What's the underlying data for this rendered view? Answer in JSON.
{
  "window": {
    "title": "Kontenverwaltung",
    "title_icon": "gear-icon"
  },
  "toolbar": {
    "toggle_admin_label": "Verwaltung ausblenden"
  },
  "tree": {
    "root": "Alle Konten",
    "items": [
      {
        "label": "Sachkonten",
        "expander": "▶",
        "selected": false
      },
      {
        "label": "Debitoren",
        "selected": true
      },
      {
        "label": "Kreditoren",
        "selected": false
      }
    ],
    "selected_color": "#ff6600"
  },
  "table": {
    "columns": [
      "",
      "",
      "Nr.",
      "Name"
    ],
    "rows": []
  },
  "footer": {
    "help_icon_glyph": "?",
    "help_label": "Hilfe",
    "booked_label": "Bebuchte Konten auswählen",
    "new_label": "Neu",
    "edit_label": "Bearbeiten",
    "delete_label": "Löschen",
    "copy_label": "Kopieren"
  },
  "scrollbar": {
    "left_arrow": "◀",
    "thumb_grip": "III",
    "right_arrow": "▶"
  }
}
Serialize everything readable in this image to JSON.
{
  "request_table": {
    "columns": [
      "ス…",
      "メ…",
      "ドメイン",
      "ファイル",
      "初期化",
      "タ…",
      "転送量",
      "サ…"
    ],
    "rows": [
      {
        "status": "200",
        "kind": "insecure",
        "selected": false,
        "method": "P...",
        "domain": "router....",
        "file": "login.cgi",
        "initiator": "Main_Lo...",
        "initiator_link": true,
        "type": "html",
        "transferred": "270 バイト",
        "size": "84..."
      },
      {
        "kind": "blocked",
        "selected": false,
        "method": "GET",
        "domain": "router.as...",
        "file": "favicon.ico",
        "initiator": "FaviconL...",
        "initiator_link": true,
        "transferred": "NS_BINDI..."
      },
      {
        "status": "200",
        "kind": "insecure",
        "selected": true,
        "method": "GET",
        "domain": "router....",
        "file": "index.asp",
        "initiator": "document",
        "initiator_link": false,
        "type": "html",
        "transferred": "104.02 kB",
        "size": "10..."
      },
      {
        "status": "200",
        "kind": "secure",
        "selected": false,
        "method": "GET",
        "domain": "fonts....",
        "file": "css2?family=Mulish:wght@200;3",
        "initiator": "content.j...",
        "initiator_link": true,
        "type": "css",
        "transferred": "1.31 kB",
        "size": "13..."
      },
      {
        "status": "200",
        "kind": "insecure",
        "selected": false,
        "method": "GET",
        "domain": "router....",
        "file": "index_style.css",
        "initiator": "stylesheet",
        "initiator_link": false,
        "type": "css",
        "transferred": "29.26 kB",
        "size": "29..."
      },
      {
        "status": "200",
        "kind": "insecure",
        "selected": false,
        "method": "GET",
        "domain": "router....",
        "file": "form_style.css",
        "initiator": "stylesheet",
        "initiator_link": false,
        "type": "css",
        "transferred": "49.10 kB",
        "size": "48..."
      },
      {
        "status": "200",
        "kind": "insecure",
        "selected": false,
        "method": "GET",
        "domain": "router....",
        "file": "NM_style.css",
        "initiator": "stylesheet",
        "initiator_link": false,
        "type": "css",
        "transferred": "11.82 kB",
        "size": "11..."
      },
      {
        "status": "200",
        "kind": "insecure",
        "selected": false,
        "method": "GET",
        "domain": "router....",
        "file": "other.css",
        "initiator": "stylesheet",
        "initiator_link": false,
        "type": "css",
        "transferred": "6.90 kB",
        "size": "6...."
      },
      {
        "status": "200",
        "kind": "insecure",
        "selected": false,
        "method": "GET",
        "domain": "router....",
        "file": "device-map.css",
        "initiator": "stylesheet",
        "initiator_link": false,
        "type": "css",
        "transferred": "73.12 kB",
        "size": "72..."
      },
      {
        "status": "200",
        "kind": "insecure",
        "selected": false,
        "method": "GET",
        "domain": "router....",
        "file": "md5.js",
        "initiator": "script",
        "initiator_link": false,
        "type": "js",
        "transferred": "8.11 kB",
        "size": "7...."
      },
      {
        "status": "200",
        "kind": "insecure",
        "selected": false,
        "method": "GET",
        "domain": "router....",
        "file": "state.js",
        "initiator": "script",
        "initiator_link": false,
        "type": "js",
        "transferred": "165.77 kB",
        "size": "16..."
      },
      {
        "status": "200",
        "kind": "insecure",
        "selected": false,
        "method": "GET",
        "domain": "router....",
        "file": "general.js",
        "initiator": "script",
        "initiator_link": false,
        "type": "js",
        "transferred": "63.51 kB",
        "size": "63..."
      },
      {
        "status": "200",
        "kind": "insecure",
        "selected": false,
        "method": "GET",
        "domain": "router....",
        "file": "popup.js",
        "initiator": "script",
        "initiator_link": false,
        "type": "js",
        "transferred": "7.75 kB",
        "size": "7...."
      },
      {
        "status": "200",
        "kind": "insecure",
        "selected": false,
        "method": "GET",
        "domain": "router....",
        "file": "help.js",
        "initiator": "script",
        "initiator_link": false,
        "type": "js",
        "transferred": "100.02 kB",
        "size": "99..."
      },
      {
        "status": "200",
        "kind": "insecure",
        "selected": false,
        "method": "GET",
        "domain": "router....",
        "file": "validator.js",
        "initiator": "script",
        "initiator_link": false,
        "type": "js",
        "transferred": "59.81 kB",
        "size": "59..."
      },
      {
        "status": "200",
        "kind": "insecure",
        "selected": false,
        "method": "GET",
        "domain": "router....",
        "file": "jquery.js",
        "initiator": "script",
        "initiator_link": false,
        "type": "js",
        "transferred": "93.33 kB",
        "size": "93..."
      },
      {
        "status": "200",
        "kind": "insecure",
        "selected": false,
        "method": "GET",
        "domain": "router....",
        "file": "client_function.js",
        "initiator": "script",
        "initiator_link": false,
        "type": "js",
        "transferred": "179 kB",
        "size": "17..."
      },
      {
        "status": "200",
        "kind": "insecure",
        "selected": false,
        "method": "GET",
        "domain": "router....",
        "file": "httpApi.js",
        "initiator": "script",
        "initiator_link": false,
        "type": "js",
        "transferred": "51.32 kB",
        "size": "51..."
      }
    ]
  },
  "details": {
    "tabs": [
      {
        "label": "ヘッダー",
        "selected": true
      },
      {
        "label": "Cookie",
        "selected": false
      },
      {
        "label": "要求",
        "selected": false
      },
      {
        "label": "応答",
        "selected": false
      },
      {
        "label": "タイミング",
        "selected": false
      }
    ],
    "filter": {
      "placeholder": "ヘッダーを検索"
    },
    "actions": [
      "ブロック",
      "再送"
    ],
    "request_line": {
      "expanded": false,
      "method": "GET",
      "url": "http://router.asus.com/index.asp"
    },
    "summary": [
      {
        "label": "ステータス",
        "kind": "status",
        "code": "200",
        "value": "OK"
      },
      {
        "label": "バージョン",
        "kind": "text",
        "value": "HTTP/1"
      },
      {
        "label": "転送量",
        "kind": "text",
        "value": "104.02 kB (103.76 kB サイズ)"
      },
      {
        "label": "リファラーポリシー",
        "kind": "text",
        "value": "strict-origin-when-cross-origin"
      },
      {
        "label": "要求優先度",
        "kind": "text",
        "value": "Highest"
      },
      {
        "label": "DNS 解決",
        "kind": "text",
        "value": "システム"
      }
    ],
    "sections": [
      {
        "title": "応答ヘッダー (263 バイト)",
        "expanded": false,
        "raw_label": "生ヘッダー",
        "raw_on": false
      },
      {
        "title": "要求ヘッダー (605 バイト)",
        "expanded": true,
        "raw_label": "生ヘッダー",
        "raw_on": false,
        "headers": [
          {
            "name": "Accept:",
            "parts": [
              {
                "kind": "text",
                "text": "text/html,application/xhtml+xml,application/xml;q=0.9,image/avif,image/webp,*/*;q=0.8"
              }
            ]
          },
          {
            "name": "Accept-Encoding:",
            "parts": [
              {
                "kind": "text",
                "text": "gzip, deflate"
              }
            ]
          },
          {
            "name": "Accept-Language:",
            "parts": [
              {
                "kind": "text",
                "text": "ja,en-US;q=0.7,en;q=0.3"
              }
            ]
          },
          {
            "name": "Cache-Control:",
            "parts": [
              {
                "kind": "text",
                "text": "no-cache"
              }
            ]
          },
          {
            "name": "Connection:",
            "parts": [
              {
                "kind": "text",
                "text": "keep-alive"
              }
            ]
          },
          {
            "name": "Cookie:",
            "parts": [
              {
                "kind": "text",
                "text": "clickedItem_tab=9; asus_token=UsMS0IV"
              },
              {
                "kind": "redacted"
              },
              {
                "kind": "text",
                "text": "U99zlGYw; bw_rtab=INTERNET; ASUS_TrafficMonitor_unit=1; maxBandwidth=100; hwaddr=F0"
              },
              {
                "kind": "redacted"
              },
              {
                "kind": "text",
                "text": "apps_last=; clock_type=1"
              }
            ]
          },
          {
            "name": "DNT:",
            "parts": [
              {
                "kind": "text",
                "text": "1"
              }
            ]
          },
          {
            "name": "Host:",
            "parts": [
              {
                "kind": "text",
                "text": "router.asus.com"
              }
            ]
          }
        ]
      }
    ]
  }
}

- [EXERCISE INSTRUCTIONS] Count the lines of the listing above that include the word "value" and state the total with nothing else.

- [COMPLETED EXERCISE] 6